======== Source records ========

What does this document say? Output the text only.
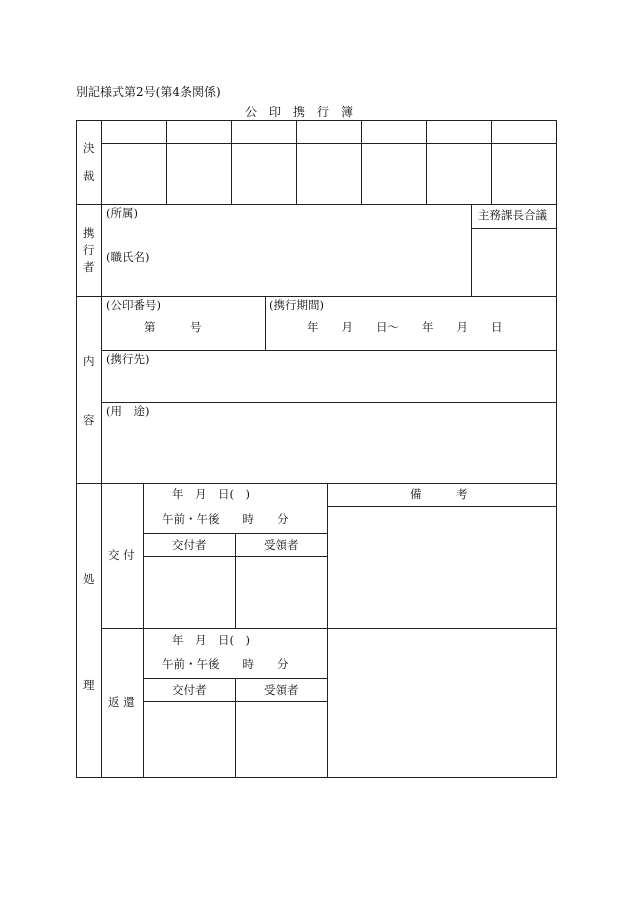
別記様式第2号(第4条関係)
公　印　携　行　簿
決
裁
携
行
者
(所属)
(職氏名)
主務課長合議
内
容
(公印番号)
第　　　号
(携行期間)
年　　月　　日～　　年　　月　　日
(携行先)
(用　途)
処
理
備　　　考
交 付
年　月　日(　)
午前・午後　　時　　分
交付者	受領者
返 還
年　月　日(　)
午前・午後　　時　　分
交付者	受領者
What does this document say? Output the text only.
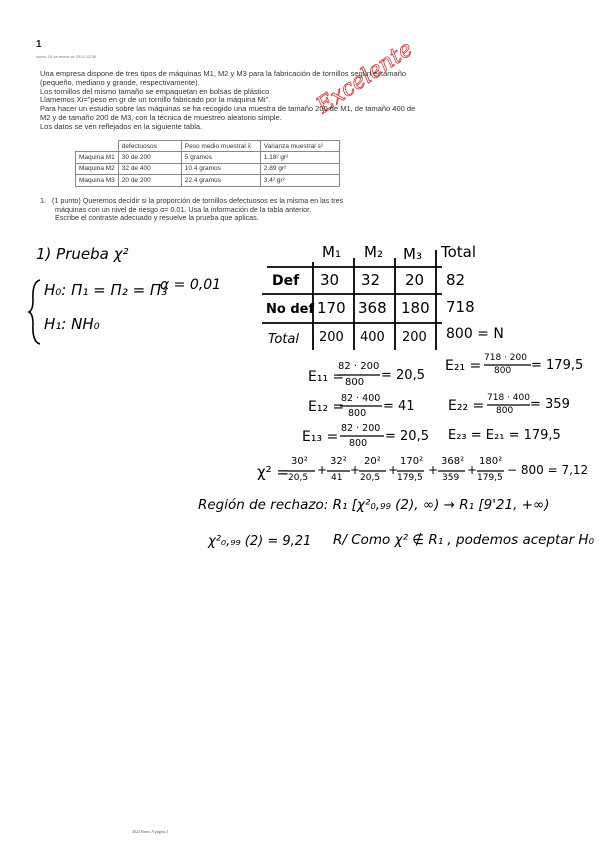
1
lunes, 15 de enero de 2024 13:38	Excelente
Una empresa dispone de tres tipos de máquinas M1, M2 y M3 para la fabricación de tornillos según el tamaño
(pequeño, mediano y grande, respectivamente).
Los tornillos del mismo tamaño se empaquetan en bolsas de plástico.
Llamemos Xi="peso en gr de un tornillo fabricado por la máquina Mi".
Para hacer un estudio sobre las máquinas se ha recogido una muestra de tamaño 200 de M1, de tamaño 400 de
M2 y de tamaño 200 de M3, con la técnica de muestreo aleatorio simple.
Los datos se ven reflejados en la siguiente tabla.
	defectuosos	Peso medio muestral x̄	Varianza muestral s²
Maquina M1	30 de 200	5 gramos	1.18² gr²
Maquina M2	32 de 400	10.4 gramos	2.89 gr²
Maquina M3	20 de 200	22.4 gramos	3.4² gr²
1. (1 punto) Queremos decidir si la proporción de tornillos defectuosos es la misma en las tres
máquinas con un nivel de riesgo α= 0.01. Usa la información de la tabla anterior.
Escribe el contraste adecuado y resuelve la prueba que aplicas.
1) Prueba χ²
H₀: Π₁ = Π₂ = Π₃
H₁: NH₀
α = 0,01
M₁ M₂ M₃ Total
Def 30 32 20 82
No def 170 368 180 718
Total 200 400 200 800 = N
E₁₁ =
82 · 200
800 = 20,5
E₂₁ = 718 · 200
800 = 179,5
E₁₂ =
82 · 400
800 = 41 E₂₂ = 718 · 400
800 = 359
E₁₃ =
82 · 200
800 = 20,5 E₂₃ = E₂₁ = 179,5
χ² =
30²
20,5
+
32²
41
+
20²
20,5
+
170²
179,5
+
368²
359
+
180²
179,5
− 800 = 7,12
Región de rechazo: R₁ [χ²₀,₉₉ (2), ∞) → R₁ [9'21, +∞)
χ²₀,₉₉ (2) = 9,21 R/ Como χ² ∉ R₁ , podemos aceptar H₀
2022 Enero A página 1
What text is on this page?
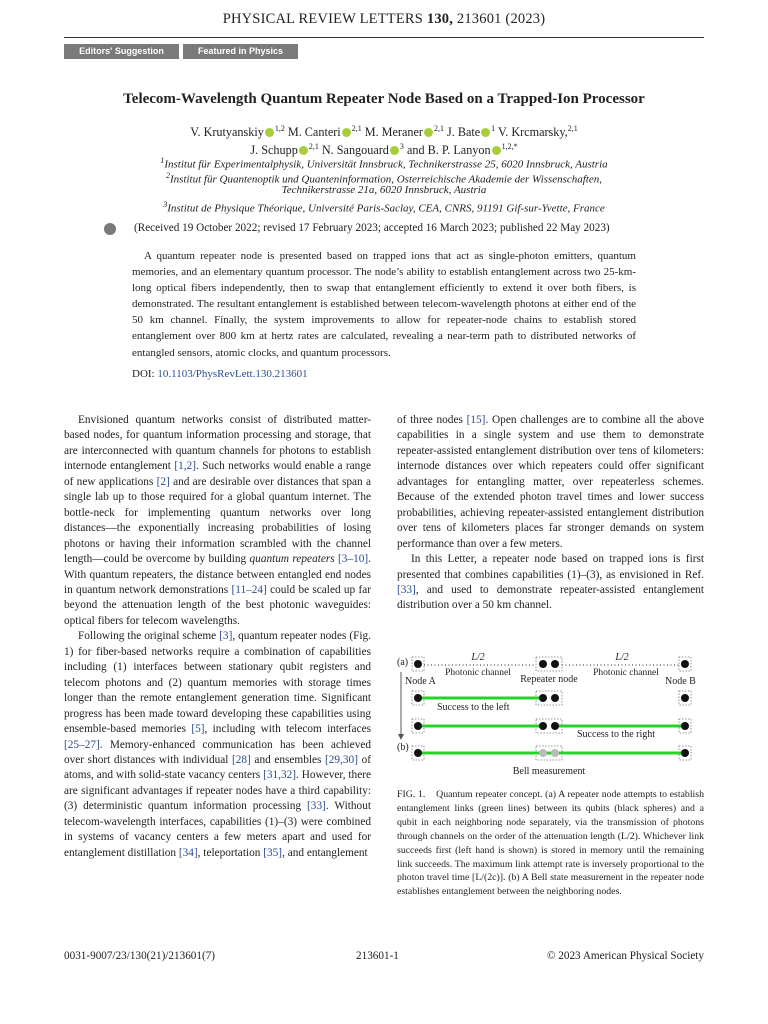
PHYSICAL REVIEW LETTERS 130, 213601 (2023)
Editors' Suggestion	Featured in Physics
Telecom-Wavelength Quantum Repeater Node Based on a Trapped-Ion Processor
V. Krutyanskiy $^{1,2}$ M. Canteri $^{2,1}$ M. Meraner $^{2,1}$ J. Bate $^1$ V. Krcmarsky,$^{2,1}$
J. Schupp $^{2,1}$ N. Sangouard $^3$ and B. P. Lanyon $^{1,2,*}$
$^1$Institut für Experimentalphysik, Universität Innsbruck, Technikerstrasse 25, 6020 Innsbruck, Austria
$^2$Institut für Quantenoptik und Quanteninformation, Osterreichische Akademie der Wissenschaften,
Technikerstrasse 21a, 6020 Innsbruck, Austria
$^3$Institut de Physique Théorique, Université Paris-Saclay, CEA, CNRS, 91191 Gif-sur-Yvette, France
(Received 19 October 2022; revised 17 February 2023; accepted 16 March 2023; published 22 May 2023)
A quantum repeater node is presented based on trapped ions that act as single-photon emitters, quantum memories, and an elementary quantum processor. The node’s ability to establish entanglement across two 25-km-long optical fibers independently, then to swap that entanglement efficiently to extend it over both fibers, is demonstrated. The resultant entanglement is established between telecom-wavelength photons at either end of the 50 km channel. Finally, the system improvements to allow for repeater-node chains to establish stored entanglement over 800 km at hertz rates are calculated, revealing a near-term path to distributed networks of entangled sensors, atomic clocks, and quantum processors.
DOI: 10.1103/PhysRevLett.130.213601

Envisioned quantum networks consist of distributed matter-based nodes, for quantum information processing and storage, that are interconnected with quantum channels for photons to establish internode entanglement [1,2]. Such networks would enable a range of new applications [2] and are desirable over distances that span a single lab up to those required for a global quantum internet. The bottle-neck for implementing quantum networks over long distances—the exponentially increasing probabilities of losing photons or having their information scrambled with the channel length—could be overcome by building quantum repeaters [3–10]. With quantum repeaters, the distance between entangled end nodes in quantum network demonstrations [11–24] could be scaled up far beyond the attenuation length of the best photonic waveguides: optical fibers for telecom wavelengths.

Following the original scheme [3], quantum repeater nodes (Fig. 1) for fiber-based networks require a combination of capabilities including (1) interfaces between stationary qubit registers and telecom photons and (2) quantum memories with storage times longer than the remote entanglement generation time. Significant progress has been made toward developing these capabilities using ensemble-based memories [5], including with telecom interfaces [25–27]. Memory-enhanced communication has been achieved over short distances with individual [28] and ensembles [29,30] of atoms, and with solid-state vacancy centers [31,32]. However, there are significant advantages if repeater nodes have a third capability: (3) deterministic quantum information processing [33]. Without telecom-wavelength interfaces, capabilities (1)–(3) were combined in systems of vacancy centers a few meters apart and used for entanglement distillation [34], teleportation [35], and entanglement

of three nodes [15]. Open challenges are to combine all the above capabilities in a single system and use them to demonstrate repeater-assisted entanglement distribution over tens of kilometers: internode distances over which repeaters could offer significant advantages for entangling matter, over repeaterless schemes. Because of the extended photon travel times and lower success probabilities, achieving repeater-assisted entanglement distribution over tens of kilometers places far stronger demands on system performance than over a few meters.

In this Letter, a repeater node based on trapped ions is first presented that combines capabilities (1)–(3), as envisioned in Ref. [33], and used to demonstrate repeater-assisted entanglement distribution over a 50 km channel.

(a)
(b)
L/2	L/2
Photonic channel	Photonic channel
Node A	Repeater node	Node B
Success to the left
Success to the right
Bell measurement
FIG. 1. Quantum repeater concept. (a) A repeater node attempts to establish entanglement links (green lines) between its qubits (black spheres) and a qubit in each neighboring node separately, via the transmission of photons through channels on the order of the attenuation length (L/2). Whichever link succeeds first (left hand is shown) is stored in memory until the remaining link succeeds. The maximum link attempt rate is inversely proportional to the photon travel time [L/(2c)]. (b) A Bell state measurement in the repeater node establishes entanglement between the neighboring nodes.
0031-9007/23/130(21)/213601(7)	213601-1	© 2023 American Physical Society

========

Say how many lines of the data include the word "Bell". Respond with the number alone.

2